**TASK BRIEF**
Read through the listing, and wherever a line holds the word "their", return it.

**TASK MATERIAL**
=====

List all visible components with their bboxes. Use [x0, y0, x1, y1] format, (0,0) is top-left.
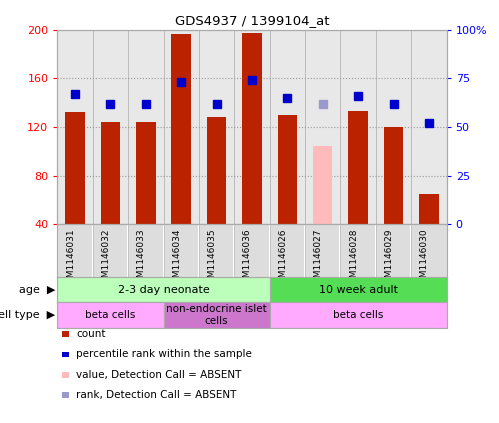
Bar	[243, 33, 261, 224]
Text: rank, Detection Call = ABSENT: rank, Detection Call = ABSENT	[76, 390, 237, 400]
Title: GDS4937 / 1399104_at: GDS4937 / 1399104_at	[175, 14, 329, 27]
Bar	[348, 111, 368, 224]
Bar	[384, 127, 403, 224]
Text: GSM1146029: GSM1146029	[385, 228, 394, 289]
Text: age  ▶: age ▶	[18, 285, 55, 295]
Text: cell type  ▶: cell type ▶	[0, 310, 55, 320]
Bar	[419, 194, 439, 224]
Text: non-endocrine islet
cells: non-endocrine islet cells	[166, 304, 267, 326]
Text: GSM1146027: GSM1146027	[314, 228, 323, 289]
Text: percentile rank within the sample: percentile rank within the sample	[76, 349, 252, 360]
Bar	[57, 277, 269, 302]
Text: GSM1146033: GSM1146033	[137, 228, 146, 289]
Text: beta cells: beta cells	[333, 310, 383, 320]
Text: GSM1146035: GSM1146035	[208, 228, 217, 289]
Text: GSM1146036: GSM1146036	[243, 228, 252, 289]
Text: GSM1146028: GSM1146028	[349, 228, 358, 289]
Bar	[136, 122, 156, 224]
Bar	[207, 117, 227, 224]
Bar	[277, 115, 297, 224]
Text: beta cells: beta cells	[85, 310, 136, 320]
Bar	[101, 122, 120, 224]
Text: value, Detection Call = ABSENT: value, Detection Call = ABSENT	[76, 370, 242, 380]
Text: GSM1146031: GSM1146031	[66, 228, 75, 289]
Text: GSM1146032: GSM1146032	[101, 228, 110, 289]
Text: count: count	[76, 329, 106, 339]
Text: GSM1146026: GSM1146026	[278, 228, 287, 289]
Bar	[57, 302, 164, 328]
Bar	[313, 146, 332, 224]
Text: GSM1146030: GSM1146030	[420, 228, 429, 289]
Bar	[164, 302, 269, 328]
Text: 10 week adult: 10 week adult	[319, 285, 398, 295]
Text: 2-3 day neonate: 2-3 day neonate	[118, 285, 210, 295]
Bar	[269, 302, 447, 328]
Bar	[172, 34, 191, 224]
Bar	[269, 277, 447, 302]
Bar	[65, 112, 85, 224]
Text: GSM1146034: GSM1146034	[172, 228, 181, 289]
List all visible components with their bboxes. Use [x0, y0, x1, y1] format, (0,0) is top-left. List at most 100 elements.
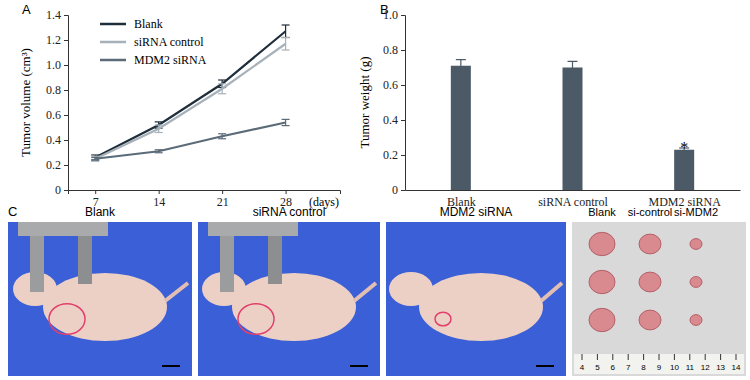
tick-mark — [64, 90, 68, 91]
tick-mark — [401, 190, 405, 191]
tick-label: 0.4 — [46, 133, 61, 147]
ruler-label: 5 — [595, 363, 600, 372]
legend-label: Blank — [134, 17, 163, 31]
error-bar-part — [218, 79, 226, 80]
legend-swatch — [100, 59, 126, 62]
tick-mark — [401, 155, 405, 156]
error-bar — [456, 60, 466, 72]
ruler-tick — [582, 354, 583, 360]
tick: 1.2 — [46, 33, 68, 47]
tick: 0.8 — [46, 83, 68, 97]
figure: ABC714212800.20.40.60.81.01.21.4(days)Tu… — [0, 0, 750, 380]
error-bar — [282, 38, 290, 51]
legend-swatch — [100, 23, 126, 26]
tick-mark — [64, 140, 68, 141]
tick: 0.2 — [46, 158, 68, 172]
mouse-tail — [541, 283, 562, 301]
error-bar — [155, 125, 163, 133]
legend-item: Blank — [100, 17, 163, 31]
axis-line — [406, 190, 741, 191]
tumor — [690, 239, 702, 250]
error-bar-part — [572, 61, 573, 73]
photo-caption: MDM2 siRNA — [440, 205, 513, 219]
axis-line — [401, 16, 406, 191]
axis-line — [69, 191, 341, 195]
ruler-tick — [612, 354, 613, 360]
legend-item: siRNA control — [100, 35, 204, 49]
mouse-tail — [165, 283, 188, 301]
error-bar-part — [91, 154, 99, 155]
tick-label: 1.0 — [383, 8, 398, 22]
tick: 0.6 — [383, 78, 405, 92]
column-label: si-control — [628, 206, 673, 218]
tick: 0.6 — [46, 108, 68, 122]
error-bar-part — [460, 60, 461, 72]
tumor-outline — [49, 304, 85, 335]
ruler-label: 11 — [686, 363, 695, 372]
error-bar-part — [456, 71, 466, 72]
tick-label: 0.6 — [383, 78, 398, 92]
error-bar — [568, 61, 578, 73]
tick: 21 — [217, 190, 229, 209]
scale-bar — [536, 365, 554, 367]
error-bar-part — [158, 125, 159, 133]
error-bar — [91, 158, 99, 161]
tick-mark — [401, 50, 405, 51]
tick: 14 — [153, 190, 165, 209]
tumor — [589, 270, 615, 293]
y-axis-title: Tumor volume (cm³) — [18, 48, 33, 157]
tick: 0 — [392, 183, 405, 197]
bar — [563, 68, 583, 191]
ruler-label: 4 — [580, 363, 585, 372]
error-bar-part — [155, 152, 163, 153]
error-bar-part — [218, 83, 226, 84]
tick-label: 0.8 — [383, 43, 398, 57]
axis: 00.20.40.60.81.01.21.4 — [46, 8, 69, 197]
column-label: Blank — [588, 206, 616, 218]
error-bar-part — [285, 25, 286, 38]
ruler-tick — [705, 354, 706, 360]
photo — [198, 222, 380, 376]
error-bar-part — [91, 159, 99, 160]
error-bar — [282, 119, 290, 125]
ruler-label: 9 — [657, 363, 662, 372]
tick-mark — [286, 190, 287, 194]
error-bar-part — [155, 132, 163, 133]
tick-mark — [401, 15, 405, 16]
caliper — [208, 222, 298, 236]
axis-line — [64, 16, 69, 191]
tumor-outline — [238, 304, 274, 335]
photo-background — [198, 222, 380, 376]
error-bar-part — [456, 59, 466, 60]
ruler-label: 8 — [641, 363, 646, 372]
legend-item: MDM2 siRNA — [100, 53, 207, 67]
error-bar-part — [155, 121, 163, 122]
scale-bar — [162, 365, 180, 367]
ruler-tick — [628, 354, 629, 360]
photo-background — [8, 222, 192, 376]
ruler-tick — [643, 354, 644, 360]
tick: 0 — [55, 183, 68, 197]
bar — [674, 150, 694, 190]
error-bar-part — [91, 161, 99, 162]
tumor — [589, 308, 615, 331]
series-line — [95, 123, 285, 159]
error-bar-part — [282, 24, 290, 25]
tick-mark — [222, 190, 223, 194]
axis: 00.20.40.60.81.0 — [383, 8, 406, 197]
series-line — [95, 44, 285, 159]
tumor-photo — [572, 222, 746, 376]
error-bar-part — [568, 73, 578, 74]
tick-mark — [64, 165, 68, 166]
panel-label: C — [8, 204, 17, 219]
error-bar-part — [568, 61, 578, 62]
ruler-label: 10 — [670, 363, 679, 372]
tumor — [690, 277, 702, 288]
legend: Blank siRNA control MDM2 siRNA — [100, 17, 207, 67]
bar — [451, 66, 471, 190]
tick-mark — [64, 190, 68, 191]
photo — [386, 222, 566, 376]
error-bar-part — [91, 156, 99, 157]
tick: 1.0 — [46, 58, 68, 72]
tick-label: 0.4 — [383, 113, 398, 127]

=====

**ANSWER TO THE EXERCISE**
List all visible components with their bboxes. Use [x0, y0, x1, y1] format, (0,0) is top-left.
List all visible components with their bboxes. Use [x0, y0, x1, y1] format, (0,0) is top-left. List at most 100 elements.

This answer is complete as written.